Rural and Community Care Clerkship
Assignments & Expectations
Other than seeing patients and reading, we ask students to do a few
things:
- Students need to meet with their preceptor on the first day of
patient care to discuss their strengths and weaknesses. Students
complete the Rural & Community Care Learning Contract
and Mid-Clerkship
Evaluation form and use it to outline personal goals for this
clerkship. Discuss goals on the first day and then meet again half way
through the clerkship to discuss your progress and see how successful
you are in seeing the problems listed on the
competencies page.
- You will keep a log of patients you
see during the clerkship and will be entering them
into a PDA or web-based database. Bring the Procedure Log data to your mid-course meeting and
use the data when you meet. Submit a copy of your
Procedure Log summary to our office after each of
the clerkships that make up a the eight-week block.
Specific Assignments
- Community Service Learning: The
provider's link to the community will be explored
and you will take an active role in community
education during the four-week experience. The
regional Area Health Education Centers (AHECs) have
arranged with your host community to provide you
with an opportunity to give a health related talk.
- Students will be asked to use decision
and screening tools for various chronic and
acute diseases such as depression and cardiovascular
diseases.
▬▬▬
**Task instructions:**
Sum up the clerkship assignments page above in two sentences.

**Dataset extract:**
▬▬▬
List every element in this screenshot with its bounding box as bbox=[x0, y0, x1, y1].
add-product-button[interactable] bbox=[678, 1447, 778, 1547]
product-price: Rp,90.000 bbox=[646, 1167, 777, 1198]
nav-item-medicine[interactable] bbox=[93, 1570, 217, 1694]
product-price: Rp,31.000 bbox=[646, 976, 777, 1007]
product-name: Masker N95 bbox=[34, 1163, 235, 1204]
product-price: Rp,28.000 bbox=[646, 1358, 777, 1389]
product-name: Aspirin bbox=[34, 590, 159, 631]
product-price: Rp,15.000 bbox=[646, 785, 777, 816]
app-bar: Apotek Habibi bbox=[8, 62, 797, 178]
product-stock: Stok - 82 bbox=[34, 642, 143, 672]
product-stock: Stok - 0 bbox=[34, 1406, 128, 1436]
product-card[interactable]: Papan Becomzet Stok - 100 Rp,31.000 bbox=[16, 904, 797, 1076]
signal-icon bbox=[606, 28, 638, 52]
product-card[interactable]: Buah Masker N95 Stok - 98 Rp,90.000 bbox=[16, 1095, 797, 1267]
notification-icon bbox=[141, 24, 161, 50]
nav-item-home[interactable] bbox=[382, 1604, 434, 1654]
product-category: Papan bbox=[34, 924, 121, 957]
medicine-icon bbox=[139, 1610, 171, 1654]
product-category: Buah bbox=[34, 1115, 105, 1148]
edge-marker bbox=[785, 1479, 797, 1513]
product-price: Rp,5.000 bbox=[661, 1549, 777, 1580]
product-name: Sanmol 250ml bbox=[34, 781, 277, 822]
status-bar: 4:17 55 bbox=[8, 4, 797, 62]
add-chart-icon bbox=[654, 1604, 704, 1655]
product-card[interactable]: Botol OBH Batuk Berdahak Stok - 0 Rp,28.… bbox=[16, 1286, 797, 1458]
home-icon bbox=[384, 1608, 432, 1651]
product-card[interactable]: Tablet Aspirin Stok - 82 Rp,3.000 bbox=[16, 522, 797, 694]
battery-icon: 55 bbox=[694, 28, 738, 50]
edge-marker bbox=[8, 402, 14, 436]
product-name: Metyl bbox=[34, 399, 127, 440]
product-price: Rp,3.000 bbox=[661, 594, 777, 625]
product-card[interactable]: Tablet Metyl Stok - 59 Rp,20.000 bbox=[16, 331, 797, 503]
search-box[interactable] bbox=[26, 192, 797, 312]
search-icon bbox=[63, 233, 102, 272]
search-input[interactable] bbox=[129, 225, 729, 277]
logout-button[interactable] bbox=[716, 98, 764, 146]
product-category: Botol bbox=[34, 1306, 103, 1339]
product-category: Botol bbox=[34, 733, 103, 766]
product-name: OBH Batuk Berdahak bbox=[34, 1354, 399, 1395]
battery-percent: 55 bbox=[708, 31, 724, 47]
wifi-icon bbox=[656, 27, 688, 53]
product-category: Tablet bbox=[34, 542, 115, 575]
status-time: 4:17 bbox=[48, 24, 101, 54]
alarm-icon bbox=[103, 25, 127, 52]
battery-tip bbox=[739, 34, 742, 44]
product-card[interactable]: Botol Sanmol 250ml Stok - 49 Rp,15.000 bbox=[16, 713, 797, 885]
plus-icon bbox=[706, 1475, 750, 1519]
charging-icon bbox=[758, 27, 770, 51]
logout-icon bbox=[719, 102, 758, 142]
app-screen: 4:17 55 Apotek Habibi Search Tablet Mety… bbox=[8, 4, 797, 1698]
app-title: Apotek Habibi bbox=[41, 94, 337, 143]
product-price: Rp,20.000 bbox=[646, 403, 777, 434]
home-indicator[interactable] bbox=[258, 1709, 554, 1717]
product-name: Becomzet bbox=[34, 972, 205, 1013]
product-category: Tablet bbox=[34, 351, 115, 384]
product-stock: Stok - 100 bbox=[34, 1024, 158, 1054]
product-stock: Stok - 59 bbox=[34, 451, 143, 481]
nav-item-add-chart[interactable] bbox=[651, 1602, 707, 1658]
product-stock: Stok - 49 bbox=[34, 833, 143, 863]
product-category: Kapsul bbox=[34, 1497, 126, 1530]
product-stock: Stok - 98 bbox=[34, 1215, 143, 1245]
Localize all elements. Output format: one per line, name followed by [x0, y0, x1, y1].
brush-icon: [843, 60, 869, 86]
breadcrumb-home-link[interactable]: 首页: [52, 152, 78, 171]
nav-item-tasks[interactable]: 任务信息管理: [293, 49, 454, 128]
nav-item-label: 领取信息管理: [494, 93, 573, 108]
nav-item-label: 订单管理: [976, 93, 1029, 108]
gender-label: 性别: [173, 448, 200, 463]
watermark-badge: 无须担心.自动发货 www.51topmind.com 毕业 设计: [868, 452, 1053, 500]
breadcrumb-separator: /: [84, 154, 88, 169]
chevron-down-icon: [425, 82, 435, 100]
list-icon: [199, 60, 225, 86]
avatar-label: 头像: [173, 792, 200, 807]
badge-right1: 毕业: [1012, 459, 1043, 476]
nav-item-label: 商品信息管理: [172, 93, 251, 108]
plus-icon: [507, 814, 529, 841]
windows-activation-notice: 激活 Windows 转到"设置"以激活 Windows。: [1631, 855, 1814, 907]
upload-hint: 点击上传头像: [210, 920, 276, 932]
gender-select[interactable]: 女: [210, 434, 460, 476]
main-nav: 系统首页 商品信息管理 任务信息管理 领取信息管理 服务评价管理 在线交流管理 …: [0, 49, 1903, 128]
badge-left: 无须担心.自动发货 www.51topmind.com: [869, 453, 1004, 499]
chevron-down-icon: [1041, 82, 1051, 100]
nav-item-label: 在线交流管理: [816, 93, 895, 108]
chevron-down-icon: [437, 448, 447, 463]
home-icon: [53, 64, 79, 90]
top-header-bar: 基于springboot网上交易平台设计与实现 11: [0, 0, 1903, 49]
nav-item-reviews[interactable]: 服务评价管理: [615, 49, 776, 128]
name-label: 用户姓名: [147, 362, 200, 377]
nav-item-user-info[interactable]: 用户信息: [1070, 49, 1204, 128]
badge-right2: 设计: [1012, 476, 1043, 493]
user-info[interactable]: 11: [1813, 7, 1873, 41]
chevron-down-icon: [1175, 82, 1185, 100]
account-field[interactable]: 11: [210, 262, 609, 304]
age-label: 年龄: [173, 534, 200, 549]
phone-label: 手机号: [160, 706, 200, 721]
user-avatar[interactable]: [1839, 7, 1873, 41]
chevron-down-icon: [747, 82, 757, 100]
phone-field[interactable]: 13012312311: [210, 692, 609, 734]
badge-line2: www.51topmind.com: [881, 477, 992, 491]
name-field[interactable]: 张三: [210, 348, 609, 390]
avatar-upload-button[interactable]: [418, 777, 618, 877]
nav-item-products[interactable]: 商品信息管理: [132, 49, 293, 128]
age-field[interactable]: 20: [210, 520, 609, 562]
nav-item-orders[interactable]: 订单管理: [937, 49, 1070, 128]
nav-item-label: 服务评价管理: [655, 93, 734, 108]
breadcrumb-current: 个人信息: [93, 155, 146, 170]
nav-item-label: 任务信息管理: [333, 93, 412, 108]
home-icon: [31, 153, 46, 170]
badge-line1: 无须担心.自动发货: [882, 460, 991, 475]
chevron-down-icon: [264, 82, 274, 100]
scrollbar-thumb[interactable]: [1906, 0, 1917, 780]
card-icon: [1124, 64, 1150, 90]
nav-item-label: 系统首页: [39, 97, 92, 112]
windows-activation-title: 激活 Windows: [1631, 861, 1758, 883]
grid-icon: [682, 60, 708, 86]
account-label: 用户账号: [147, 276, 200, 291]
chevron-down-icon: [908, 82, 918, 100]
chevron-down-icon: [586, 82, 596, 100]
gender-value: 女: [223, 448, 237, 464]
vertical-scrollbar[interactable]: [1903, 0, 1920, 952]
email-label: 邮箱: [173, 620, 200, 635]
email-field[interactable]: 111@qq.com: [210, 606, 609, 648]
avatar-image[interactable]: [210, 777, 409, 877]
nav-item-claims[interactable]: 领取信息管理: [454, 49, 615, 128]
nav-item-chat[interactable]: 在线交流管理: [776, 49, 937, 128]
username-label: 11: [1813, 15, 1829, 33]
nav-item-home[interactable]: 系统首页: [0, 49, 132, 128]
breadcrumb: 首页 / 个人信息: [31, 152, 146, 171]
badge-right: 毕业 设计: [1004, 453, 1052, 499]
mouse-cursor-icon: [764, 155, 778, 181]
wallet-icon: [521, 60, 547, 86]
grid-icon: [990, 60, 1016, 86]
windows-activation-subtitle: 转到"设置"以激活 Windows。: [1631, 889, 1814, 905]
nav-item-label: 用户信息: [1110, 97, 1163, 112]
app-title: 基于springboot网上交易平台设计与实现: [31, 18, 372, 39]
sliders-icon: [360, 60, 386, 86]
▬▬▬
**Response area:**
Besides seeing patients and reading, students in the Rural and Community Care Clerkship meet with their preceptor on the first day to set personal goals and again halfway through to discuss their progress. They also log the patients they see and submit a Procedure Log summary, give a health-related talk in their host community, and use decision and screening tools for diseases such as depression and cardiovascular diseases.